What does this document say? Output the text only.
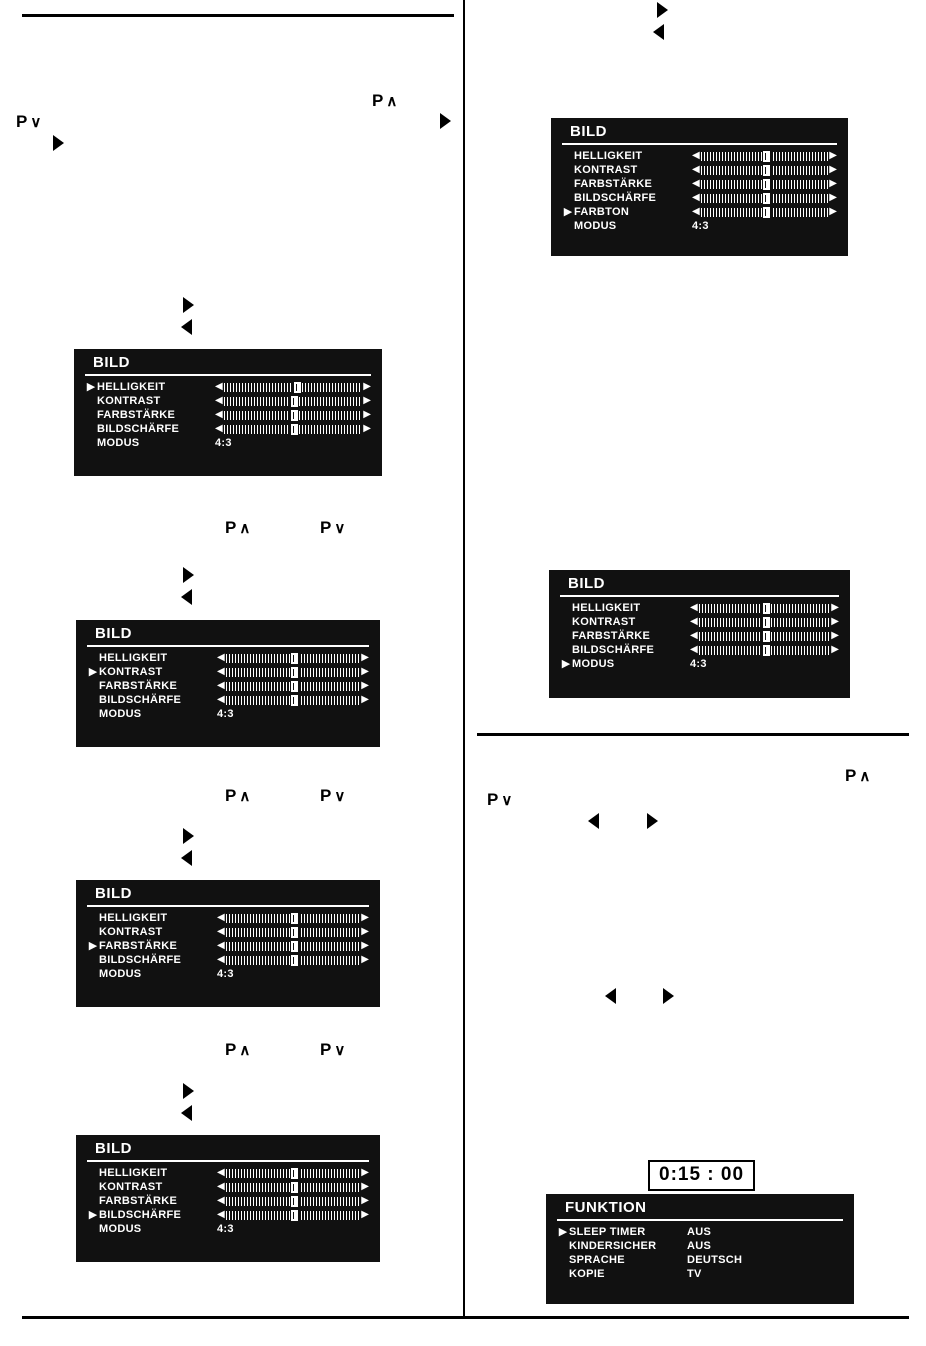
P ∧
P ∨
P ∧	P ∨
P ∧	P ∨
P ∧	P ∨
P ∧
P ∨
BILD
▶ HELLIGKEIT	◀	▶
KONTRAST	◀	▶
FARBSTÄRKE	◀	▶
BILDSCHÄRFE	◀	▶
MODUS	4:3
BILD
HELLIGKEIT	◀	▶
▶ KONTRAST	◀	▶
FARBSTÄRKE	◀	▶
BILDSCHÄRFE	◀	▶
MODUS	4:3
BILD
HELLIGKEIT	◀	▶
KONTRAST	◀	▶
▶ FARBSTÄRKE	◀	▶
BILDSCHÄRFE	◀	▶
MODUS	4:3
BILD
HELLIGKEIT	◀	▶
KONTRAST	◀	▶
FARBSTÄRKE	◀	▶
▶ BILDSCHÄRFE	◀	▶
MODUS	4:3
BILD
HELLIGKEIT	◀	▶
KONTRAST	◀	▶
FARBSTÄRKE	◀	▶
BILDSCHÄRFE	◀	▶
▶ FARBTON	◀	▶
MODUS	4:3
BILD
HELLIGKEIT	◀	▶
KONTRAST	◀	▶
FARBSTÄRKE	◀	▶
BILDSCHÄRFE	◀	▶
▶ MODUS	4:3
FUNKTION
▶ SLEEP TIMER	AUS
KINDERSICHER	AUS
SPRACHE	DEUTSCH
KOPIE	TV
0:15 : 00
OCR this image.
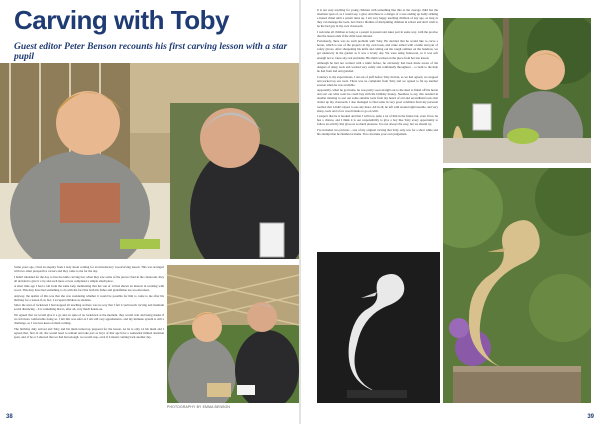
Carving with Toby

Guest editor Peter Benson recounts his first carving lesson with a star pupil

Some years ago, I had an enquiry from a lady about coming for an introductory woodcarving lesson. This was arranged with two other prospective carvers and they came to me for the day.

I hadn't intended for the day to involve knife carving but, when they saw some of the pieces I had in the classroom, they all decided to give it a try and each more or less completed a simple small piece.

A short time ago I had a call from the same lady, mentioning that her son of 14 had shown an interest in working with wood. This may have had something to do with the fact that both his father and grandfather are woodworkers.

Anyway, the upshot of this was that she was wondering whether it would be possible for him to come to me after his birthday for a lesson if, in fact, I accepted children as students.

Since the start of lockdown I had stopped all teaching as there was no way that I felt I could teach carving and maintain social distancing – it is something that is, after all, very much hands-on.

We agreed that we would give it a go and, in spite of no lockdown at the moment, they would wait and being masks if we felt more comfortable doing so. I felt this was safer as I am still very apprehensive, and my immune system is still a challenge, so I was less keen on them coming.

The birthday duly arrived and Toby and his mum turned up prepared for the lesson. As he is only 14 his mum and I agreed that, first of all, she would need to remain and take part as boys of that age have a somewhat limited attention span, and, if he or I showed that we had had enough, we would stop, even if it meant coming back another day.

PHOTOGRAPHY BY EMMA BENSON
38

It is not easy teaching for young children with something like this as the average child has the attention span of, as I would say, a gnat. And there is a danger of a sore ending up badly striking a honed chisel until a parent turns up. I am very happy teaching children of any age, as long as they can manage the tools, but I had a lifetime of disciplining children in school and don't wish to be the bad guy in my own classroom.

I welcome all children as long as a parent is present and takes part in some way, with the proviso that the lesson ends if the child loses interest.

Fortunately, there was no such problem with Toby. He decided that he would like to carve a heron, which is one of the projects in my own book, and came armed with a knife and pair of safety gloves. After sharpening his knife and cutting out the rough outlines on the bandsaw, we got underway in the garden as it was a lovely day. We were using basswood, so it was soft enough not to cause any real problems. His mum worked on the piece from her last lesson.

Although he had not worked with a knife before, he obviously had been made aware of the dangers of sharp tools and worked very safely and confidently throughout – a credit to the help he had from dad and grandad.

Contrary to my expectations, I ran out of puff before Toby did but, as we had agreed, we stopped and packed up our tools. There was no complaint from Toby and we agreed to fix up another session when he was available.

Apparently, when he got home, he was pretty soon straight out to the shed to finish off his heron and sort out what tools he could buy with his birthday money. Needless to say, this resulted in another meeting to sort out some suitable tools from my hoard of old and secondhand tools that clutter up my classroom. I also managed to find some in very good condition from my personal toolbox that I didn't expect to use any more. All in all, he left with around eight useable, and very sharp, tools and a few wood blanks to go on with.

I suspect that he is hooked and that I will now quite a lot of him in the future but, even if not, he has a chance, and I think it is our responsibility to give a boy like Toby every opportunity to follow an activity that gives us so much pleasure. It is not always the easy, but we should try.

I've included two pictures – one of my original carving that Toby only saw for a short while and his attempt that he finished at home. You can make your own judgement.

39
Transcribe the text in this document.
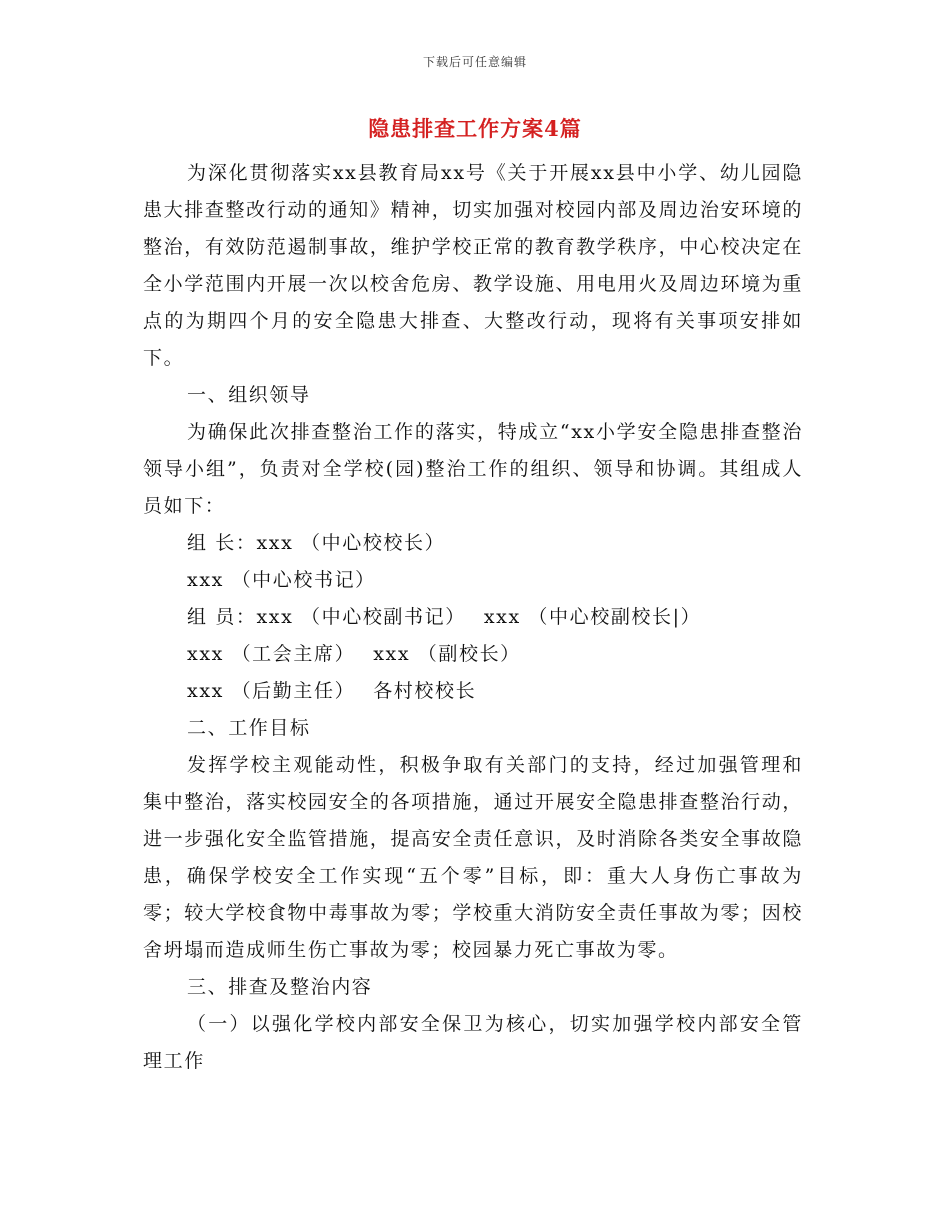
下载后可任意编辑
隐患排查工作方案4篇

为深化贯彻落实xx县教育局xx号《关于开展xx县中小学、幼儿园隐患大排查整改行动的通知》精神，切实加强对校园内部及周边治安环境的整治，有效防范遏制事故，维护学校正常的教育教学秩序，中心校决定在全小学范围内开展一次以校舍危房、教学设施、用电用火及周边环境为重点的为期四个月的安全隐患大排查、大整改行动，现将有关事项安排如下。

一、组织领导

为确保此次排查整治工作的落实，特成立“xx小学安全隐患排查整治领导小组”，负责对全学校(园)整治工作的组织、领导和协调。其组成人员如下：

组 长：xxx （中心校校长）

xxx （中心校书记）

组 员：xxx （中心校副书记） xxx （中心校副校长|）

xxx （工会主席） xxx （副校长）

xxx （后勤主任） 各村校校长

二、工作目标

发挥学校主观能动性，积极争取有关部门的支持，经过加强管理和集中整治，落实校园安全的各项措施，通过开展安全隐患排查整治行动，进一步强化安全监管措施，提高安全责任意识，及时消除各类安全事故隐患，确保学校安全工作实现“五个零”目标，即：重大人身伤亡事故为零；较大学校食物中毒事故为零；学校重大消防安全责任事故为零；因校舍坍塌而造成师生伤亡事故为零；校园暴力死亡事故为零。

三、排查及整治内容

（一）以强化学校内部安全保卫为核心，切实加强学校内部安全管理工作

• **Goal**: Which lines above hold the word "first"? Copy each of them.

• **Reply to the exercise**:
Guest editor Peter Benson recounts his first carving lesson with a star pupil
The birthday duly arrived and Toby and his mum turned up prepared for the lesson. As he is only 14 his mum and I agreed that, first of all, she would need to remain and take part as boys of that age have a somewhat limited attention span, and, if he or I showed that we had had enough, we would stop, even if it meant coming back another day.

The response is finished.